▶ **Problem to solve**
The records below are to be quoted in full; please keep every word exact.

[start Recorded information]

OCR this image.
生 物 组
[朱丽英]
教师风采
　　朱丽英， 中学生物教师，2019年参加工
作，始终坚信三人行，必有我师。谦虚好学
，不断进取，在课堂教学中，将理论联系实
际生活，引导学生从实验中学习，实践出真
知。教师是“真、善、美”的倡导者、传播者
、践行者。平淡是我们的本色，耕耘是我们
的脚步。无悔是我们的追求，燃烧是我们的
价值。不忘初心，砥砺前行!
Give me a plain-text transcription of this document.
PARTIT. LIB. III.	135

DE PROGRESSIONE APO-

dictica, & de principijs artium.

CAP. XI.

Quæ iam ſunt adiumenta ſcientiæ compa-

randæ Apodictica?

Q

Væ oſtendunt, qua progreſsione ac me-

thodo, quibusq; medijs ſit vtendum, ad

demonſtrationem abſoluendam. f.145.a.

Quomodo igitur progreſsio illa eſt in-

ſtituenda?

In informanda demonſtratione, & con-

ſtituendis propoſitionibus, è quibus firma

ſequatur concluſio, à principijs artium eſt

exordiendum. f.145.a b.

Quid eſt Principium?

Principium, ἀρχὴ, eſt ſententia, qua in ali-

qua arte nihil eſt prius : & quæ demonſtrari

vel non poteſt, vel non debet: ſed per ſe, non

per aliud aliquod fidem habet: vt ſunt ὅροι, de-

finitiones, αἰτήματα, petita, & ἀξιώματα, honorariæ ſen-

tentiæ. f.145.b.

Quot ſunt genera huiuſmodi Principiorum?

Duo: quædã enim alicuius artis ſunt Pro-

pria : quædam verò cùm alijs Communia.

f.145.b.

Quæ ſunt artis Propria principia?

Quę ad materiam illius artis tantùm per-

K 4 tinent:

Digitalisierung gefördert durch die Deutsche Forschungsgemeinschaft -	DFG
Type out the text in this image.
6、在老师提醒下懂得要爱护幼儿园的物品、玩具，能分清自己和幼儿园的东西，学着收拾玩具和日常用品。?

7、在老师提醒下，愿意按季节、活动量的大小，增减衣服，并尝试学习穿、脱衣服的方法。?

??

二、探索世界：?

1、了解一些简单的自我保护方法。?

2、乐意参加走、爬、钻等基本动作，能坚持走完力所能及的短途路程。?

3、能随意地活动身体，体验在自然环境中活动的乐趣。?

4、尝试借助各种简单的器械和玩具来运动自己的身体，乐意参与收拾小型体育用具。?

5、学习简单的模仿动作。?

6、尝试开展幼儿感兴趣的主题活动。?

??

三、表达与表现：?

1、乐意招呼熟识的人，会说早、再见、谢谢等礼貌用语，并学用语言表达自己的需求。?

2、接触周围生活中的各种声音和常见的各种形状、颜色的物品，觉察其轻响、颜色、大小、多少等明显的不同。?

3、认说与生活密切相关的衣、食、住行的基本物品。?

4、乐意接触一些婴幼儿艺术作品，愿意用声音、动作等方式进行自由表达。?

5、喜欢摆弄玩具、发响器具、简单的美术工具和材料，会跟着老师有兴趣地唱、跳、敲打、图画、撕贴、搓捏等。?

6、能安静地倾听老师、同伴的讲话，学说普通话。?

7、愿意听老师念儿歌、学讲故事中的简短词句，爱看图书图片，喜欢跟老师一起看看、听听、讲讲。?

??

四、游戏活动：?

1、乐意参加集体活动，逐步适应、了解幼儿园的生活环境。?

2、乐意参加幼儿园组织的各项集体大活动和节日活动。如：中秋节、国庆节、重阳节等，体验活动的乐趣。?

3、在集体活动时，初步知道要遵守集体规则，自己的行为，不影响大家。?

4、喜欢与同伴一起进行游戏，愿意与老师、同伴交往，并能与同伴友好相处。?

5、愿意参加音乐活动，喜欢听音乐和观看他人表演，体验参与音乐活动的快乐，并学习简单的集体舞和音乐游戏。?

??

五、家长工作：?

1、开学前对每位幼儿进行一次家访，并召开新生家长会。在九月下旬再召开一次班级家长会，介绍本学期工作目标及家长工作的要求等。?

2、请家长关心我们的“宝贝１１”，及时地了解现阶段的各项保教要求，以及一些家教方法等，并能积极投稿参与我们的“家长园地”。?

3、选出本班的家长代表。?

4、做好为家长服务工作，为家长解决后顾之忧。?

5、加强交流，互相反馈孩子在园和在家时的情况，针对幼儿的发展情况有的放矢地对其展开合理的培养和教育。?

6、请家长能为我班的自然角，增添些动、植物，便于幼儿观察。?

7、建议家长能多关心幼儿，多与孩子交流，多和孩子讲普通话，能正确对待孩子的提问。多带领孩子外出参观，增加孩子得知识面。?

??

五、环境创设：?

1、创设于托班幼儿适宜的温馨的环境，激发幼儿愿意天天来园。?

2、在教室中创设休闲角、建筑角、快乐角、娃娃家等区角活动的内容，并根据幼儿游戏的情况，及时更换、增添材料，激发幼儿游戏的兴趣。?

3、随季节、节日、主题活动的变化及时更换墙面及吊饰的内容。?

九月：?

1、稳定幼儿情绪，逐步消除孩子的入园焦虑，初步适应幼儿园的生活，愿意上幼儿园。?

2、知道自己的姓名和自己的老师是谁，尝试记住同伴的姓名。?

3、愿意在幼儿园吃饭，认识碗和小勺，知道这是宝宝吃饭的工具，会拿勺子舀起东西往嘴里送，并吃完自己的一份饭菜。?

[end Recorded information]

▶ **Solution to this problem**
OCR this image.
生 物 组
[朱丽英]
教师风采
　　朱丽英， 中学生物教师，2019年参加工
作，始终坚信三人行，必有我师。谦虚好学
，不断进取，在课堂教学中，将理论联系实
际生活，引导学生从实验中学习，实践出真
知。教师是“真、善、美”的倡导者、传播者
、践行者。平淡是我们的本色，耕耘是我们
的脚步。无悔是我们的追求，燃烧是我们的
价值。不忘初心，砥砺前行!
Give me a plain-text transcription of this document.
PARTIT. LIB. III.	135

DE PROGRESSIONE APO-

dictica, & de principijs artium.

CAP. XI.

Quæ iam ſunt adiumenta ſcientiæ compa-

randæ Apodictica?

Q

Væ oſtendunt, qua progreſsione ac me-

thodo, quibusq; medijs ſit vtendum, ad

demonſtrationem abſoluendam. f.145.a.

Quomodo igitur progreſsio illa eſt in-

ſtituenda?

In informanda demonſtratione, & con-

ſtituendis propoſitionibus, è quibus firma

ſequatur concluſio, à principijs artium eſt

exordiendum. f.145.a b.

Quid eſt Principium?

Principium, ἀρχὴ, eſt ſententia, qua in ali-

qua arte nihil eſt prius : & quæ demonſtrari

vel non poteſt, vel non debet: ſed per ſe, non

per aliud aliquod fidem habet: vt ſunt ὅροι, de-

finitiones, αἰτήματα, petita, & ἀξιώματα, honorariæ ſen-

tentiæ. f.145.b.

Quot ſunt genera huiuſmodi Principiorum?

Duo: quædã enim alicuius artis ſunt Pro-

pria : quædam verò cùm alijs Communia.

f.145.b.

Quæ ſunt artis Propria principia?

Quę ad materiam illius artis tantùm per-

K 4 tinent:

Digitalisierung gefördert durch die Deutsche Forschungsgemeinschaft -	DFG
Type out the text in this image.
6、在老师提醒下懂得要爱护幼儿园的物品、玩具，能分清自己和幼儿园的东西，学着收拾玩具和日常用品。?

7、在老师提醒下，愿意按季节、活动量的大小，增减衣服，并尝试学习穿、脱衣服的方法。?

??

二、探索世界：?

1、了解一些简单的自我保护方法。?

2、乐意参加走、爬、钻等基本动作，能坚持走完力所能及的短途路程。?

3、能随意地活动身体，体验在自然环境中活动的乐趣。?

4、尝试借助各种简单的器械和玩具来运动自己的身体，乐意参与收拾小型体育用具。?

5、学习简单的模仿动作。?

6、尝试开展幼儿感兴趣的主题活动。?

??

三、表达与表现：?

1、乐意招呼熟识的人，会说早、再见、谢谢等礼貌用语，并学用语言表达自己的需求。?

2、接触周围生活中的各种声音和常见的各种形状、颜色的物品，觉察其轻响、颜色、大小、多少等明显的不同。?

3、认说与生活密切相关的衣、食、住行的基本物品。?

4、乐意接触一些婴幼儿艺术作品，愿意用声音、动作等方式进行自由表达。?

5、喜欢摆弄玩具、发响器具、简单的美术工具和材料，会跟着老师有兴趣地唱、跳、敲打、图画、撕贴、搓捏等。?

6、能安静地倾听老师、同伴的讲话，学说普通话。?

7、愿意听老师念儿歌、学讲故事中的简短词句，爱看图书图片，喜欢跟老师一起看看、听听、讲讲。?

??

四、游戏活动：?

1、乐意参加集体活动，逐步适应、了解幼儿园的生活环境。?

2、乐意参加幼儿园组织的各项集体大活动和节日活动。如：中秋节、国庆节、重阳节等，体验活动的乐趣。?

3、在集体活动时，初步知道要遵守集体规则，自己的行为，不影响大家。?

4、喜欢与同伴一起进行游戏，愿意与老师、同伴交往，并能与同伴友好相处。?

5、愿意参加音乐活动，喜欢听音乐和观看他人表演，体验参与音乐活动的快乐，并学习简单的集体舞和音乐游戏。?

??

五、家长工作：?

1、开学前对每位幼儿进行一次家访，并召开新生家长会。在九月下旬再召开一次班级家长会，介绍本学期工作目标及家长工作的要求等。?

2、请家长关心我们的“宝贝１１”，及时地了解现阶段的各项保教要求，以及一些家教方法等，并能积极投稿参与我们的“家长园地”。?

3、选出本班的家长代表。?

4、做好为家长服务工作，为家长解决后顾之忧。?

5、加强交流，互相反馈孩子在园和在家时的情况，针对幼儿的发展情况有的放矢地对其展开合理的培养和教育。?

6、请家长能为我班的自然角，增添些动、植物，便于幼儿观察。?

7、建议家长能多关心幼儿，多与孩子交流，多和孩子讲普通话，能正确对待孩子的提问。多带领孩子外出参观，增加孩子得知识面。?

??

五、环境创设：?

1、创设于托班幼儿适宜的温馨的环境，激发幼儿愿意天天来园。?

2、在教室中创设休闲角、建筑角、快乐角、娃娃家等区角活动的内容，并根据幼儿游戏的情况，及时更换、增添材料，激发幼儿游戏的兴趣。?

3、随季节、节日、主题活动的变化及时更换墙面及吊饰的内容。?

九月：?

1、稳定幼儿情绪，逐步消除孩子的入园焦虑，初步适应幼儿园的生活，愿意上幼儿园。?

2、知道自己的姓名和自己的老师是谁，尝试记住同伴的姓名。?

3、愿意在幼儿园吃饭，认识碗和小勺，知道这是宝宝吃饭的工具，会拿勺子舀起东西往嘴里送，并吃完自己的一份饭菜。?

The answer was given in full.